* _Data to use_

□ □ □

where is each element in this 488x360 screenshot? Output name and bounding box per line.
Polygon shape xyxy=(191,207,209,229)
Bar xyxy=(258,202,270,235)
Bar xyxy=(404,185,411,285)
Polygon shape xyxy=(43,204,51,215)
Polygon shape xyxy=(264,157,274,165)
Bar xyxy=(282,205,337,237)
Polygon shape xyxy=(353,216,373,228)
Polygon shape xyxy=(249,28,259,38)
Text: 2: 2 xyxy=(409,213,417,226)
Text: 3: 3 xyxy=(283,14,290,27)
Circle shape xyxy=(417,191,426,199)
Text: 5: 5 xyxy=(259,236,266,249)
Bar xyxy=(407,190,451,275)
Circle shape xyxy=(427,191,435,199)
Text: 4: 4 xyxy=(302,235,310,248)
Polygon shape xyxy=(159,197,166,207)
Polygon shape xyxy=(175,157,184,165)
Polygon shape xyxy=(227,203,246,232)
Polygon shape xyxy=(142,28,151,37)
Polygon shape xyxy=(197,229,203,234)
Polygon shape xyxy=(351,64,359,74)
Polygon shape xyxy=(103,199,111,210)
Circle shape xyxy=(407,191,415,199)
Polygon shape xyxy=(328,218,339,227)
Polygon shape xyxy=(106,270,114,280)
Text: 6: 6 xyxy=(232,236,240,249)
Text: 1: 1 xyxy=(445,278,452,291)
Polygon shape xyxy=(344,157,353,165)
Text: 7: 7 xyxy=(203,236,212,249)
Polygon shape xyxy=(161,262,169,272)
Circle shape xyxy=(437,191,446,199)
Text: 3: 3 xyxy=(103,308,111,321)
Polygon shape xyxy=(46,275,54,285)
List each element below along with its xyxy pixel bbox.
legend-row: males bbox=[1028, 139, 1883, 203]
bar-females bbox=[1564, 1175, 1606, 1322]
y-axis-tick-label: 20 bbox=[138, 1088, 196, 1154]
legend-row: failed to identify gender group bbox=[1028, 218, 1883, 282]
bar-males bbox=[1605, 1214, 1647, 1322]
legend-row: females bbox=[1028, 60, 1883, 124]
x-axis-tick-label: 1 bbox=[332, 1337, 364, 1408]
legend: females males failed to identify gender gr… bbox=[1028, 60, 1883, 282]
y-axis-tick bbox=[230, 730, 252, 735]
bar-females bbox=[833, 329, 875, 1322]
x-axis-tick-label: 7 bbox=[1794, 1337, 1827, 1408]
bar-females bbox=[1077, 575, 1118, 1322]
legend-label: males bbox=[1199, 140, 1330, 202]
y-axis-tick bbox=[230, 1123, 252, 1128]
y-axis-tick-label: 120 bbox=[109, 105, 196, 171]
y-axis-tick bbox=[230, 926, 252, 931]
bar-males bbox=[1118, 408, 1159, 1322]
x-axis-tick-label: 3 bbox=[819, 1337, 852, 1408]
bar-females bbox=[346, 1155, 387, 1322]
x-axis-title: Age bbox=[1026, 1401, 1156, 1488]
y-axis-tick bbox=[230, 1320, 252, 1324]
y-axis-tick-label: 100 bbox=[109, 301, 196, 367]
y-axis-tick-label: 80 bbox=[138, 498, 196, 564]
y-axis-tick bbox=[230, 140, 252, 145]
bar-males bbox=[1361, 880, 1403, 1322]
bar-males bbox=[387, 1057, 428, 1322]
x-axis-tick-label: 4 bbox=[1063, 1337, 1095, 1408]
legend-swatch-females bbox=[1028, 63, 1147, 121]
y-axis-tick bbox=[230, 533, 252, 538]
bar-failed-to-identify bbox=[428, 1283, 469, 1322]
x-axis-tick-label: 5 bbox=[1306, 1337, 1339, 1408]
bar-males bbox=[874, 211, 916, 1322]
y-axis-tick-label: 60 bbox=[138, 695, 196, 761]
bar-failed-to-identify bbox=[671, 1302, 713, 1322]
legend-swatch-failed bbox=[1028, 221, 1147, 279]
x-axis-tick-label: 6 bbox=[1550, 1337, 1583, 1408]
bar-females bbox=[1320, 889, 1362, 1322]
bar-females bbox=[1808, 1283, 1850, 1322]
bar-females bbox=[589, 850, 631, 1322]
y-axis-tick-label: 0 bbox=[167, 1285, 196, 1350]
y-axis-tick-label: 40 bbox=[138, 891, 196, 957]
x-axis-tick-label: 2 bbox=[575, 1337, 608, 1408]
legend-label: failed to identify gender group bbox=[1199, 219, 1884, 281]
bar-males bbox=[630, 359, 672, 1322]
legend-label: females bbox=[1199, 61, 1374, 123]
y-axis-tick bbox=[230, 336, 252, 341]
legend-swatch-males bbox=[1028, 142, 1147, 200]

□ □ □

Render the items from the first line through the line holding "Text: 6: 6 xyxy=(232,236,240,249)", inclusive, as a numbered list, with blank lines left out.

1. where is each element in this 488x360 screenshot? Output name and bounding box per line.
2. Polygon shape xyxy=(191,207,209,229)
3. Bar xyxy=(258,202,270,235)
4. Bar xyxy=(404,185,411,285)
5. Polygon shape xyxy=(43,204,51,215)
6. Polygon shape xyxy=(264,157,274,165)
7. Bar xyxy=(282,205,337,237)
8. Polygon shape xyxy=(353,216,373,228)
9. Polygon shape xyxy=(249,28,259,38)
10. Text: 2: 2 xyxy=(409,213,417,226)
11. Text: 3: 3 xyxy=(283,14,290,27)
12. Circle shape xyxy=(417,191,426,199)
13. Text: 5: 5 xyxy=(259,236,266,249)
14. Bar xyxy=(407,190,451,275)
15. Circle shape xyxy=(427,191,435,199)
16. Text: 4: 4 xyxy=(302,235,310,248)
17. Polygon shape xyxy=(159,197,166,207)
18. Polygon shape xyxy=(175,157,184,165)
19. Polygon shape xyxy=(227,203,246,232)
20. Polygon shape xyxy=(142,28,151,37)
21. Polygon shape xyxy=(197,229,203,234)
22. Polygon shape xyxy=(351,64,359,74)
23. Polygon shape xyxy=(103,199,111,210)
24. Circle shape xyxy=(407,191,415,199)
25. Polygon shape xyxy=(328,218,339,227)
26. Polygon shape xyxy=(106,270,114,280)
27. Text: 6: 6 xyxy=(232,236,240,249)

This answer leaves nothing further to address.